(BRIEF): Output every entry exactly as written, skipping any pictures.

[Collection entries]
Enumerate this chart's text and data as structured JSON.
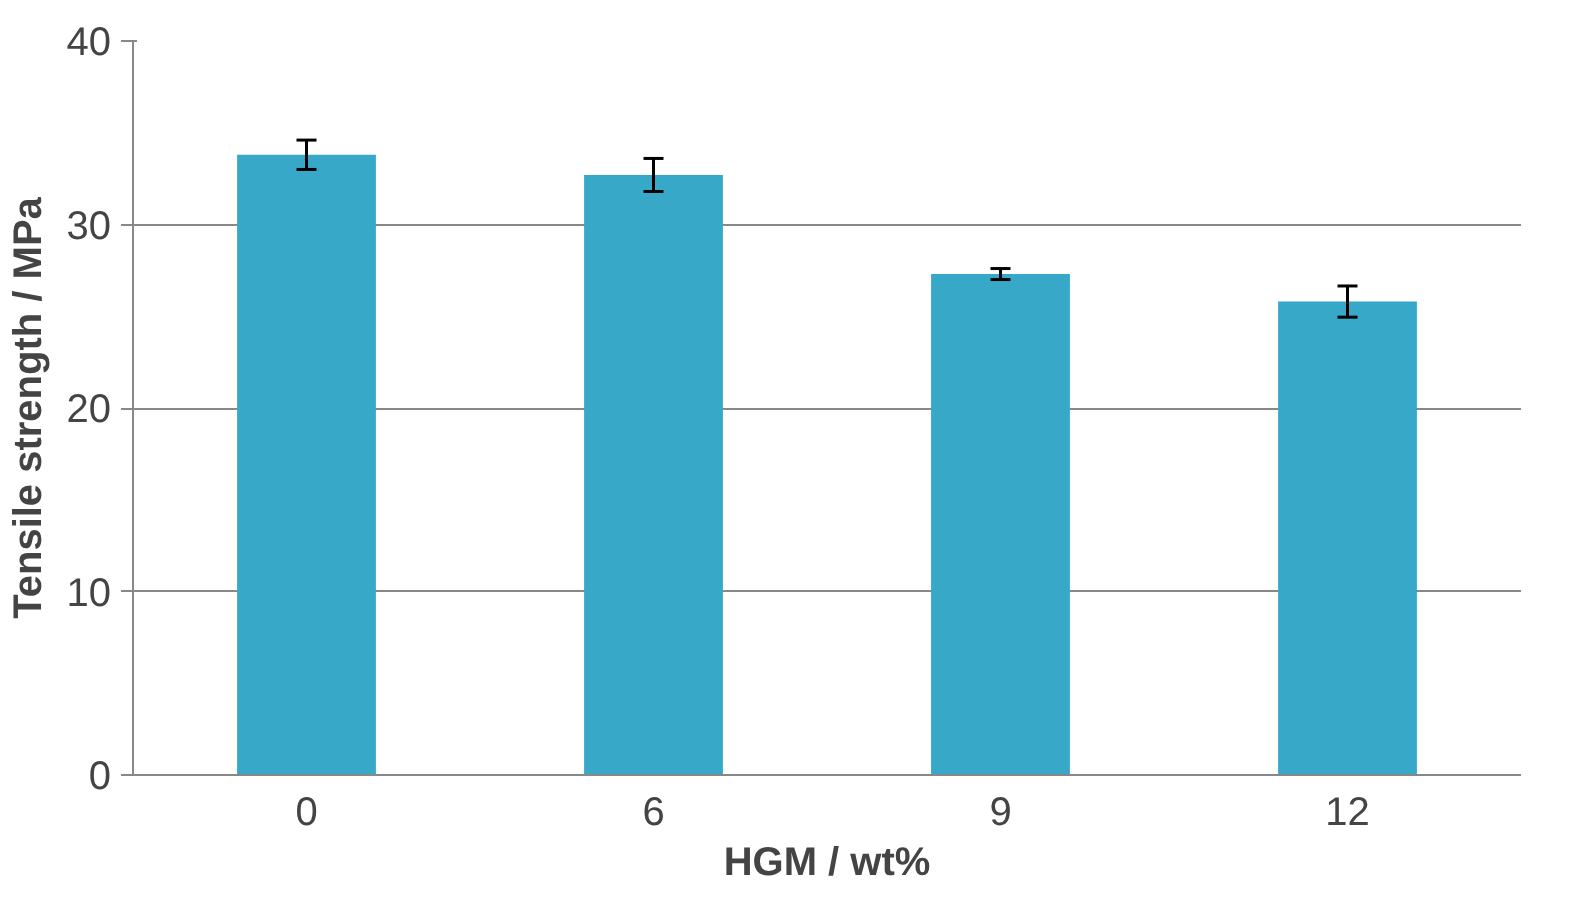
{
  "chart_data": {
    "type": "bar",
    "xlabel": "HGM / wt%",
    "ylabel": "Tensile strength / MPa",
    "categories": [
      "0",
      "6",
      "9",
      "12"
    ],
    "values": [
      33.8,
      32.7,
      27.3,
      25.8
    ],
    "errors": [
      0.8,
      0.9,
      0.3,
      0.85
    ],
    "color": "#37a8c8",
    "ylim": [
      0,
      40
    ],
    "yticks": [
      0,
      10,
      20,
      30,
      40
    ],
    "grid": "y"
  }
}
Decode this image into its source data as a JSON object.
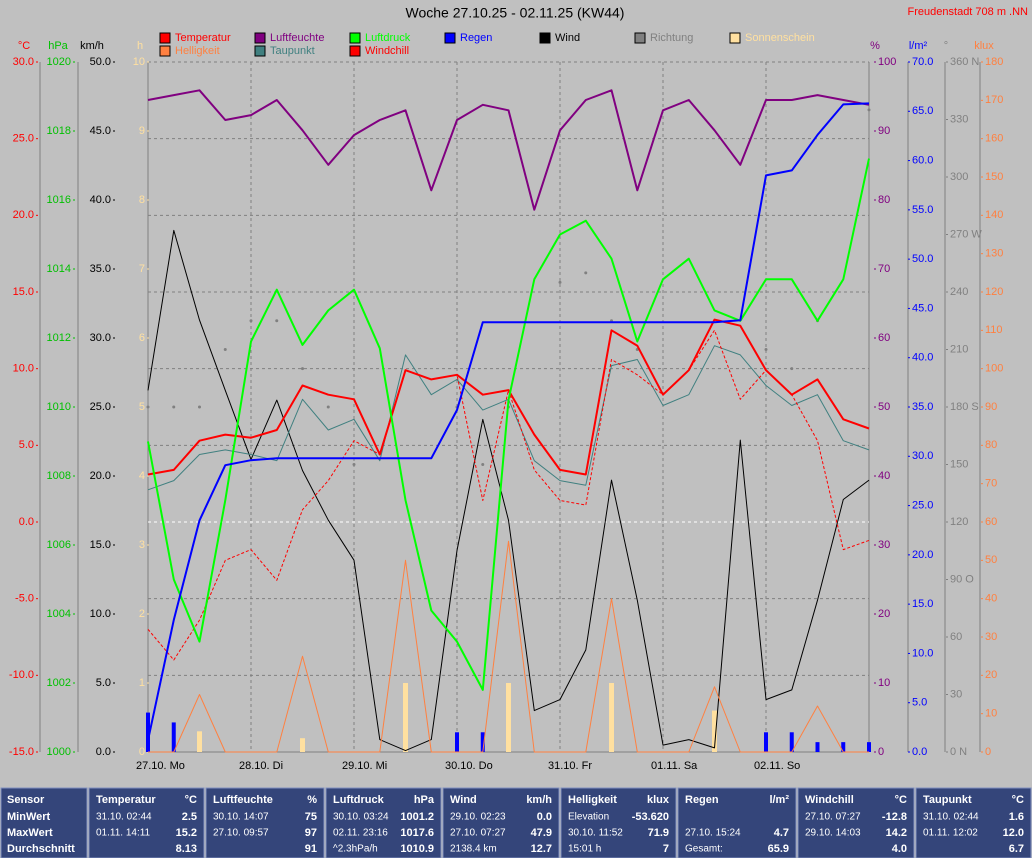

(TASK RESPONSE):
Enumerate this chart's text and data as structured JSON.
{
  "chart_data": {
    "type": "bar",
    "xlabel": "HGM / wt%",
    "ylabel": "Tensile strength / MPa",
    "categories": [
      "0",
      "6",
      "9",
      "12"
    ],
    "values": [
      33.8,
      32.7,
      27.3,
      25.8
    ],
    "errors": [
      0.8,
      0.9,
      0.3,
      0.85
    ],
    "color": "#37a8c8",
    "ylim": [
      0,
      40
    ],
    "yticks": [
      0,
      10,
      20,
      30,
      40
    ],
    "grid": "y"
  }
}
Decode this image into its source data as a JSON object.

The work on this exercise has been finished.